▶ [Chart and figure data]
####

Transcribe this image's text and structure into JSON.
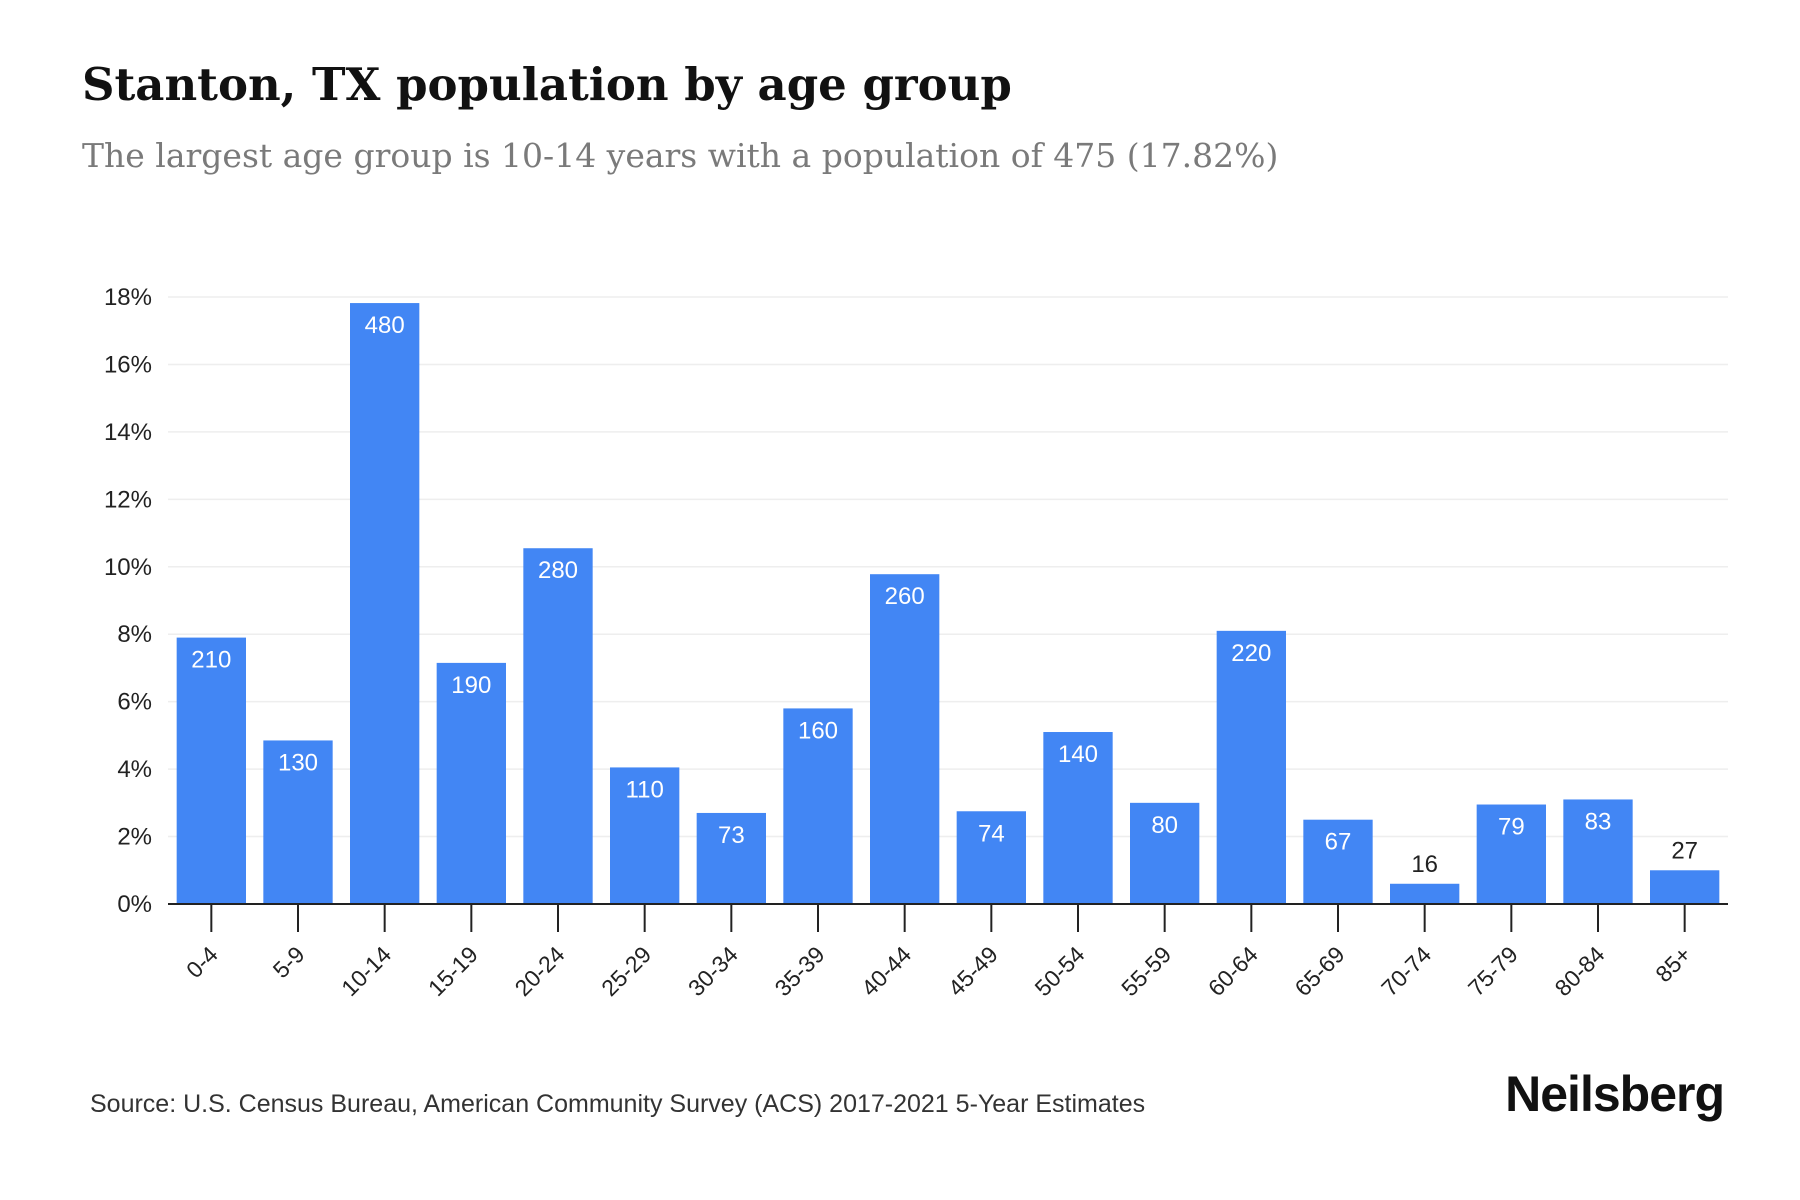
{
  "header": {
    "title": "Stanton, TX population by age group",
    "subtitle": "The largest age group is 10-14 years with a population of 475 (17.82%)"
  },
  "footer": {
    "source": "Source: U.S. Census Bureau, American Community Survey (ACS) 2017-2021 5-Year Estimates",
    "brand": "Neilsberg"
  },
  "colors": {
    "bar": "#4286f4",
    "label_inside": "#ffffff",
    "label_outside": "#222222",
    "grid": "#eeeeee",
    "axis": "#222222"
  },
  "chart_data": {
    "type": "bar",
    "title": "Stanton, TX population by age group",
    "subtitle": "The largest age group is 10-14 years with a population of 475 (17.82%)",
    "categories": [
      "0-4",
      "5-9",
      "10-14",
      "15-19",
      "20-24",
      "25-29",
      "30-34",
      "35-39",
      "40-44",
      "45-49",
      "50-54",
      "55-59",
      "60-64",
      "65-69",
      "70-74",
      "75-79",
      "80-84",
      "85+"
    ],
    "values": [
      7.9,
      4.85,
      17.82,
      7.15,
      10.55,
      4.05,
      2.7,
      5.8,
      9.78,
      2.75,
      5.1,
      3.0,
      8.1,
      2.5,
      0.6,
      2.95,
      3.1,
      1.0
    ],
    "data_labels": [
      "210",
      "130",
      "480",
      "190",
      "280",
      "110",
      "73",
      "160",
      "260",
      "74",
      "140",
      "80",
      "220",
      "67",
      "16",
      "79",
      "83",
      "27"
    ],
    "y_ticks": [
      0,
      2,
      4,
      6,
      8,
      10,
      12,
      14,
      16,
      18
    ],
    "y_tick_labels": [
      "0%",
      "2%",
      "4%",
      "6%",
      "8%",
      "10%",
      "12%",
      "14%",
      "16%",
      "18%"
    ],
    "ylim": [
      0,
      18
    ],
    "grid": true,
    "legend": "none"
  }
}
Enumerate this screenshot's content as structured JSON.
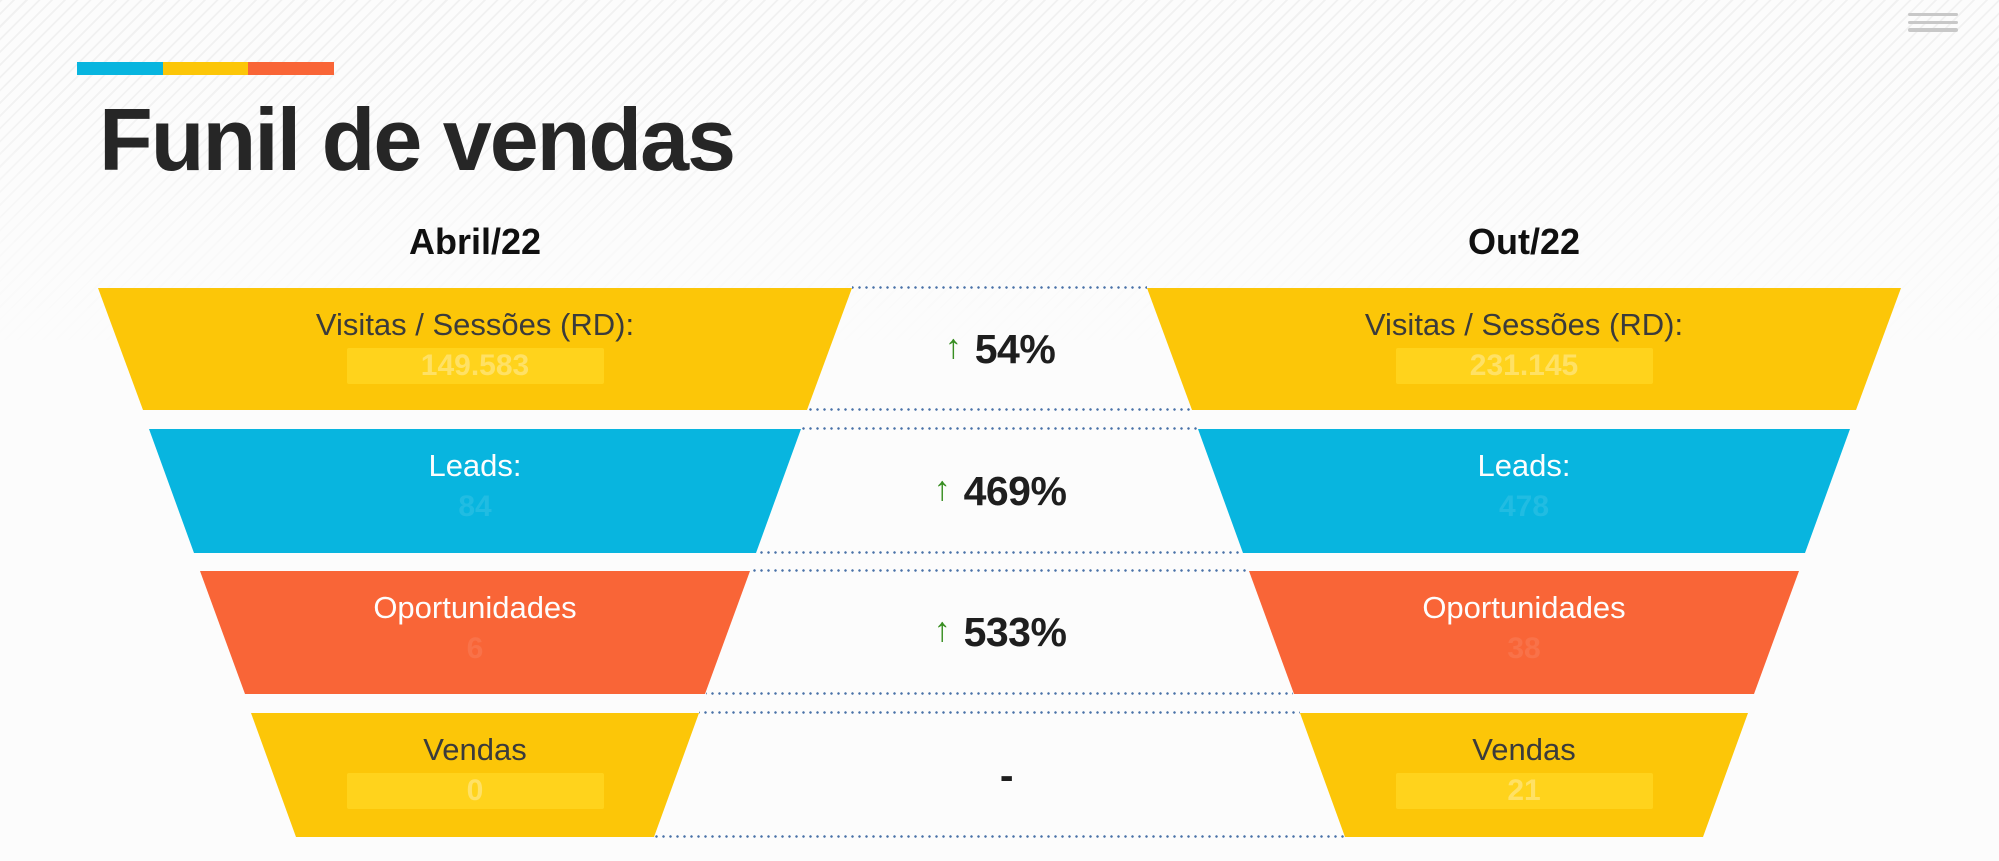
{
  "title": "Funil de vendas",
  "menu": {
    "icon": "hamburger-menu"
  },
  "accent_bar": {
    "colors": [
      "#08B5DF",
      "#FCC608",
      "#F96537"
    ]
  },
  "funnel": {
    "left_header": "Abril/22",
    "right_header": "Out/22",
    "stages": [
      {
        "label": "Visitas / Sessões (RD):",
        "left_value": "149.583",
        "right_value": "231.145",
        "color": "#FCC608",
        "change_arrow": "↑",
        "change": "54%"
      },
      {
        "label": "Leads:",
        "left_value": "84",
        "right_value": "478",
        "color": "#08B5DF",
        "change_arrow": "↑",
        "change": "469%"
      },
      {
        "label": "Oportunidades",
        "left_value": "6",
        "right_value": "38",
        "color": "#F96537",
        "change_arrow": "↑",
        "change": "533%"
      },
      {
        "label": "Vendas",
        "left_value": "0",
        "right_value": "21",
        "color": "#FCC608",
        "change_arrow": "",
        "change": "-"
      }
    ]
  },
  "chart_data": {
    "type": "funnel",
    "title": "Funil de vendas",
    "categories": [
      "Visitas / Sessões (RD)",
      "Leads",
      "Oportunidades",
      "Vendas"
    ],
    "series": [
      {
        "name": "Abril/22",
        "values": [
          149583,
          84,
          6,
          0
        ]
      },
      {
        "name": "Out/22",
        "values": [
          231145,
          478,
          38,
          21
        ]
      }
    ],
    "changes": [
      "↑ 54%",
      "↑ 469%",
      "↑ 533%",
      "-"
    ],
    "legend_position": "column headers above each funnel",
    "layout": "two mirrored 4-stage funnels with dotted connectors and % change in the middle"
  },
  "theme": {
    "yellow": "#FCC608",
    "yellow_value_highlight": "#FFD31C",
    "blue": "#08B5DF",
    "orange": "#F96537",
    "arrow_green": "#388E22",
    "dotted_line_blue": "#4A72A8",
    "title_color": "#262626",
    "hamburger_gray": "#C8C8C8"
  }
}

####

Reproduce all of the data exactly; the pictures do not belong in the copy.

▶ [FINISHED TASK]
Transcribe this image's text and structure into JSON.
{
  "header": {
    "title": "Stanton, TX population by age group",
    "subtitle": "The largest age group is 10-14 years with a population of 475 (17.82%)"
  },
  "footer": {
    "source": "Source: U.S. Census Bureau, American Community Survey (ACS) 2017-2021 5-Year Estimates",
    "brand": "Neilsberg"
  },
  "colors": {
    "bar": "#4286f4",
    "label_inside": "#ffffff",
    "label_outside": "#222222",
    "grid": "#eeeeee",
    "axis": "#222222"
  },
  "chart_data": {
    "type": "bar",
    "title": "Stanton, TX population by age group",
    "subtitle": "The largest age group is 10-14 years with a population of 475 (17.82%)",
    "categories": [
      "0-4",
      "5-9",
      "10-14",
      "15-19",
      "20-24",
      "25-29",
      "30-34",
      "35-39",
      "40-44",
      "45-49",
      "50-54",
      "55-59",
      "60-64",
      "65-69",
      "70-74",
      "75-79",
      "80-84",
      "85+"
    ],
    "values": [
      7.9,
      4.85,
      17.82,
      7.15,
      10.55,
      4.05,
      2.7,
      5.8,
      9.78,
      2.75,
      5.1,
      3.0,
      8.1,
      2.5,
      0.6,
      2.95,
      3.1,
      1.0
    ],
    "data_labels": [
      "210",
      "130",
      "480",
      "190",
      "280",
      "110",
      "73",
      "160",
      "260",
      "74",
      "140",
      "80",
      "220",
      "67",
      "16",
      "79",
      "83",
      "27"
    ],
    "y_ticks": [
      0,
      2,
      4,
      6,
      8,
      10,
      12,
      14,
      16,
      18
    ],
    "y_tick_labels": [
      "0%",
      "2%",
      "4%",
      "6%",
      "8%",
      "10%",
      "12%",
      "14%",
      "16%",
      "18%"
    ],
    "ylim": [
      0,
      18
    ],
    "grid": true,
    "legend": "none"
  }
}
Enumerate this screenshot's content as structured JSON.
{
  "title": "Funil de vendas",
  "menu": {
    "icon": "hamburger-menu"
  },
  "accent_bar": {
    "colors": [
      "#08B5DF",
      "#FCC608",
      "#F96537"
    ]
  },
  "funnel": {
    "left_header": "Abril/22",
    "right_header": "Out/22",
    "stages": [
      {
        "label": "Visitas / Sessões (RD):",
        "left_value": "149.583",
        "right_value": "231.145",
        "color": "#FCC608",
        "change_arrow": "↑",
        "change": "54%"
      },
      {
        "label": "Leads:",
        "left_value": "84",
        "right_value": "478",
        "color": "#08B5DF",
        "change_arrow": "↑",
        "change": "469%"
      },
      {
        "label": "Oportunidades",
        "left_value": "6",
        "right_value": "38",
        "color": "#F96537",
        "change_arrow": "↑",
        "change": "533%"
      },
      {
        "label": "Vendas",
        "left_value": "0",
        "right_value": "21",
        "color": "#FCC608",
        "change_arrow": "",
        "change": "-"
      }
    ]
  },
  "chart_data": {
    "type": "funnel",
    "title": "Funil de vendas",
    "categories": [
      "Visitas / Sessões (RD)",
      "Leads",
      "Oportunidades",
      "Vendas"
    ],
    "series": [
      {
        "name": "Abril/22",
        "values": [
          149583,
          84,
          6,
          0
        ]
      },
      {
        "name": "Out/22",
        "values": [
          231145,
          478,
          38,
          21
        ]
      }
    ],
    "changes": [
      "↑ 54%",
      "↑ 469%",
      "↑ 533%",
      "-"
    ],
    "legend_position": "column headers above each funnel",
    "layout": "two mirrored 4-stage funnels with dotted connectors and % change in the middle"
  },
  "theme": {
    "yellow": "#FCC608",
    "yellow_value_highlight": "#FFD31C",
    "blue": "#08B5DF",
    "orange": "#F96537",
    "arrow_green": "#388E22",
    "dotted_line_blue": "#4A72A8",
    "title_color": "#262626",
    "hamburger_gray": "#C8C8C8"
  }
}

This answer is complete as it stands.